=== DATA FOR THIS EXERCISE ===

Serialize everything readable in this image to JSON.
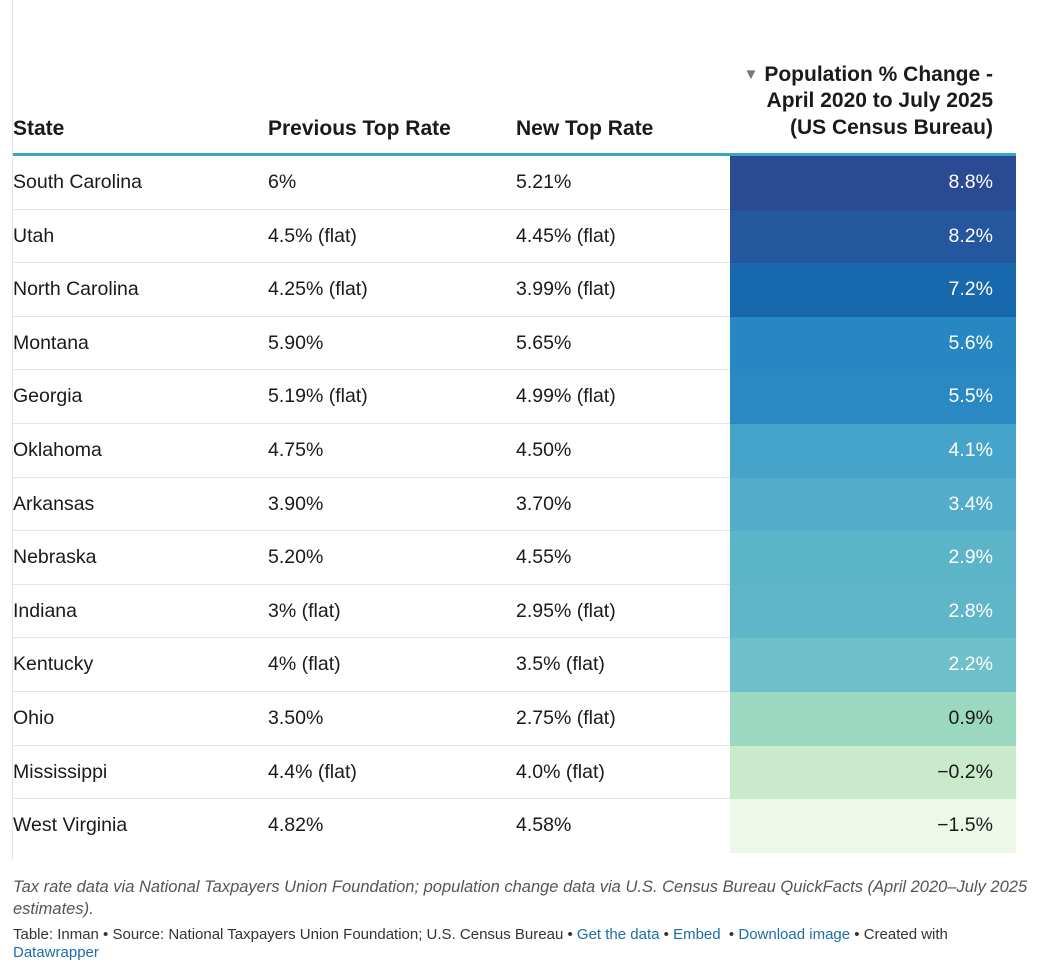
{
  "headers": {
    "state": "State",
    "previous": "Previous Top Rate",
    "new": "New Top Rate",
    "population": "Population % Change - April 2020 to July 2025 (US Census Bureau)",
    "sort_icon": "sort-descending-icon"
  },
  "rows": [
    {
      "state": "South Carolina",
      "previous": "6%",
      "new": "5.21%",
      "pop": "8.8%",
      "value": 8.8,
      "bg": "#2a4a93",
      "fg": "#ffffff"
    },
    {
      "state": "Utah",
      "previous": "4.5% (flat)",
      "new": "4.45% (flat)",
      "pop": "8.2%",
      "value": 8.2,
      "bg": "#24579e",
      "fg": "#ffffff"
    },
    {
      "state": "North Carolina",
      "previous": "4.25% (flat)",
      "new": "3.99% (flat)",
      "pop": "7.2%",
      "value": 7.2,
      "bg": "#1868ad",
      "fg": "#ffffff"
    },
    {
      "state": "Montana",
      "previous": "5.90%",
      "new": "5.65%",
      "pop": "5.6%",
      "value": 5.6,
      "bg": "#2787c2",
      "fg": "#ffffff"
    },
    {
      "state": "Georgia",
      "previous": "5.19% (flat)",
      "new": "4.99% (flat)",
      "pop": "5.5%",
      "value": 5.5,
      "bg": "#2a89c3",
      "fg": "#ffffff"
    },
    {
      "state": "Oklahoma",
      "previous": "4.75%",
      "new": "4.50%",
      "pop": "4.1%",
      "value": 4.1,
      "bg": "#46a3c9",
      "fg": "#ffffff"
    },
    {
      "state": "Arkansas",
      "previous": "3.90%",
      "new": "3.70%",
      "pop": "3.4%",
      "value": 3.4,
      "bg": "#53adca",
      "fg": "#ffffff"
    },
    {
      "state": "Nebraska",
      "previous": "5.20%",
      "new": "4.55%",
      "pop": "2.9%",
      "value": 2.9,
      "bg": "#5cb4c9",
      "fg": "#ffffff"
    },
    {
      "state": "Indiana",
      "previous": "3% (flat)",
      "new": "2.95% (flat)",
      "pop": "2.8%",
      "value": 2.8,
      "bg": "#5fb6c9",
      "fg": "#ffffff"
    },
    {
      "state": "Kentucky",
      "previous": "4% (flat)",
      "new": "3.5% (flat)",
      "pop": "2.2%",
      "value": 2.2,
      "bg": "#6ec1c8",
      "fg": "#ffffff"
    },
    {
      "state": "Ohio",
      "previous": "3.50%",
      "new": "2.75% (flat)",
      "pop": "0.9%",
      "value": 0.9,
      "bg": "#9ad9c0",
      "fg": "#1a1a1a"
    },
    {
      "state": "Mississippi",
      "previous": "4.4% (flat)",
      "new": "4.0% (flat)",
      "pop": "−0.2%",
      "value": -0.2,
      "bg": "#c9ebcb",
      "fg": "#1a1a1a"
    },
    {
      "state": "West Virginia",
      "previous": "4.82%",
      "new": "4.58%",
      "pop": "−1.5%",
      "value": -1.5,
      "bg": "#eef8e8",
      "fg": "#1a1a1a"
    }
  ],
  "notes": "Tax rate data via National Taxpayers Union Foundation; population change data via U.S. Census Bureau QuickFacts (April 2020–July 2025 estimates).",
  "footer": {
    "table_label": "Table: Inman",
    "sep": " • ",
    "source": "Source: National Taxpayers Union Foundation; U.S. Census Bureau",
    "get_data": "Get the data",
    "embed": "Embed",
    "download": "Download image",
    "created_with": "Created with",
    "datawrapper": "Datawrapper"
  },
  "chart_data": {
    "type": "table",
    "columns": [
      "State",
      "Previous Top Rate",
      "New Top Rate",
      "Population % Change - April 2020 to July 2025 (US Census Bureau)"
    ],
    "rows": [
      [
        "South Carolina",
        "6%",
        "5.21%",
        8.8
      ],
      [
        "Utah",
        "4.5% (flat)",
        "4.45% (flat)",
        8.2
      ],
      [
        "North Carolina",
        "4.25% (flat)",
        "3.99% (flat)",
        7.2
      ],
      [
        "Montana",
        "5.90%",
        "5.65%",
        5.6
      ],
      [
        "Georgia",
        "5.19% (flat)",
        "4.99% (flat)",
        5.5
      ],
      [
        "Oklahoma",
        "4.75%",
        "4.50%",
        4.1
      ],
      [
        "Arkansas",
        "3.90%",
        "3.70%",
        3.4
      ],
      [
        "Nebraska",
        "5.20%",
        "4.55%",
        2.9
      ],
      [
        "Indiana",
        "3% (flat)",
        "2.95% (flat)",
        2.8
      ],
      [
        "Kentucky",
        "4% (flat)",
        "3.5% (flat)",
        2.2
      ],
      [
        "Ohio",
        "3.50%",
        "2.75% (flat)",
        0.9
      ],
      [
        "Mississippi",
        "4.4% (flat)",
        "4.0% (flat)",
        -0.2
      ],
      [
        "West Virginia",
        "4.82%",
        "4.58%",
        -1.5
      ]
    ],
    "sorted_by": "Population % Change - April 2020 to July 2025 (US Census Bureau)",
    "sort_order": "descending"
  }
}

=== STATED PROBLEM ===
Repeat the material above verbatim. Leave the pictures behind.

=== EXPECTED OUTPUT ===
Serialize everything readable in this image to JSON.
{
  "headers": {
    "state": "State",
    "previous": "Previous Top Rate",
    "new": "New Top Rate",
    "population": "Population % Change - April 2020 to July 2025 (US Census Bureau)",
    "sort_icon": "sort-descending-icon"
  },
  "rows": [
    {
      "state": "South Carolina",
      "previous": "6%",
      "new": "5.21%",
      "pop": "8.8%",
      "value": 8.8,
      "bg": "#2a4a93",
      "fg": "#ffffff"
    },
    {
      "state": "Utah",
      "previous": "4.5% (flat)",
      "new": "4.45% (flat)",
      "pop": "8.2%",
      "value": 8.2,
      "bg": "#24579e",
      "fg": "#ffffff"
    },
    {
      "state": "North Carolina",
      "previous": "4.25% (flat)",
      "new": "3.99% (flat)",
      "pop": "7.2%",
      "value": 7.2,
      "bg": "#1868ad",
      "fg": "#ffffff"
    },
    {
      "state": "Montana",
      "previous": "5.90%",
      "new": "5.65%",
      "pop": "5.6%",
      "value": 5.6,
      "bg": "#2787c2",
      "fg": "#ffffff"
    },
    {
      "state": "Georgia",
      "previous": "5.19% (flat)",
      "new": "4.99% (flat)",
      "pop": "5.5%",
      "value": 5.5,
      "bg": "#2a89c3",
      "fg": "#ffffff"
    },
    {
      "state": "Oklahoma",
      "previous": "4.75%",
      "new": "4.50%",
      "pop": "4.1%",
      "value": 4.1,
      "bg": "#46a3c9",
      "fg": "#ffffff"
    },
    {
      "state": "Arkansas",
      "previous": "3.90%",
      "new": "3.70%",
      "pop": "3.4%",
      "value": 3.4,
      "bg": "#53adca",
      "fg": "#ffffff"
    },
    {
      "state": "Nebraska",
      "previous": "5.20%",
      "new": "4.55%",
      "pop": "2.9%",
      "value": 2.9,
      "bg": "#5cb4c9",
      "fg": "#ffffff"
    },
    {
      "state": "Indiana",
      "previous": "3% (flat)",
      "new": "2.95% (flat)",
      "pop": "2.8%",
      "value": 2.8,
      "bg": "#5fb6c9",
      "fg": "#ffffff"
    },
    {
      "state": "Kentucky",
      "previous": "4% (flat)",
      "new": "3.5% (flat)",
      "pop": "2.2%",
      "value": 2.2,
      "bg": "#6ec1c8",
      "fg": "#ffffff"
    },
    {
      "state": "Ohio",
      "previous": "3.50%",
      "new": "2.75% (flat)",
      "pop": "0.9%",
      "value": 0.9,
      "bg": "#9ad9c0",
      "fg": "#1a1a1a"
    },
    {
      "state": "Mississippi",
      "previous": "4.4% (flat)",
      "new": "4.0% (flat)",
      "pop": "−0.2%",
      "value": -0.2,
      "bg": "#c9ebcb",
      "fg": "#1a1a1a"
    },
    {
      "state": "West Virginia",
      "previous": "4.82%",
      "new": "4.58%",
      "pop": "−1.5%",
      "value": -1.5,
      "bg": "#eef8e8",
      "fg": "#1a1a1a"
    }
  ],
  "notes": "Tax rate data via National Taxpayers Union Foundation; population change data via U.S. Census Bureau QuickFacts (April 2020–July 2025 estimates).",
  "footer": {
    "table_label": "Table: Inman",
    "sep": " • ",
    "source": "Source: National Taxpayers Union Foundation; U.S. Census Bureau",
    "get_data": "Get the data",
    "embed": "Embed",
    "download": "Download image",
    "created_with": "Created with",
    "datawrapper": "Datawrapper"
  },
  "chart_data": {
    "type": "table",
    "columns": [
      "State",
      "Previous Top Rate",
      "New Top Rate",
      "Population % Change - April 2020 to July 2025 (US Census Bureau)"
    ],
    "rows": [
      [
        "South Carolina",
        "6%",
        "5.21%",
        8.8
      ],
      [
        "Utah",
        "4.5% (flat)",
        "4.45% (flat)",
        8.2
      ],
      [
        "North Carolina",
        "4.25% (flat)",
        "3.99% (flat)",
        7.2
      ],
      [
        "Montana",
        "5.90%",
        "5.65%",
        5.6
      ],
      [
        "Georgia",
        "5.19% (flat)",
        "4.99% (flat)",
        5.5
      ],
      [
        "Oklahoma",
        "4.75%",
        "4.50%",
        4.1
      ],
      [
        "Arkansas",
        "3.90%",
        "3.70%",
        3.4
      ],
      [
        "Nebraska",
        "5.20%",
        "4.55%",
        2.9
      ],
      [
        "Indiana",
        "3% (flat)",
        "2.95% (flat)",
        2.8
      ],
      [
        "Kentucky",
        "4% (flat)",
        "3.5% (flat)",
        2.2
      ],
      [
        "Ohio",
        "3.50%",
        "2.75% (flat)",
        0.9
      ],
      [
        "Mississippi",
        "4.4% (flat)",
        "4.0% (flat)",
        -0.2
      ],
      [
        "West Virginia",
        "4.82%",
        "4.58%",
        -1.5
      ]
    ],
    "sorted_by": "Population % Change - April 2020 to July 2025 (US Census Bureau)",
    "sort_order": "descending"
  }
}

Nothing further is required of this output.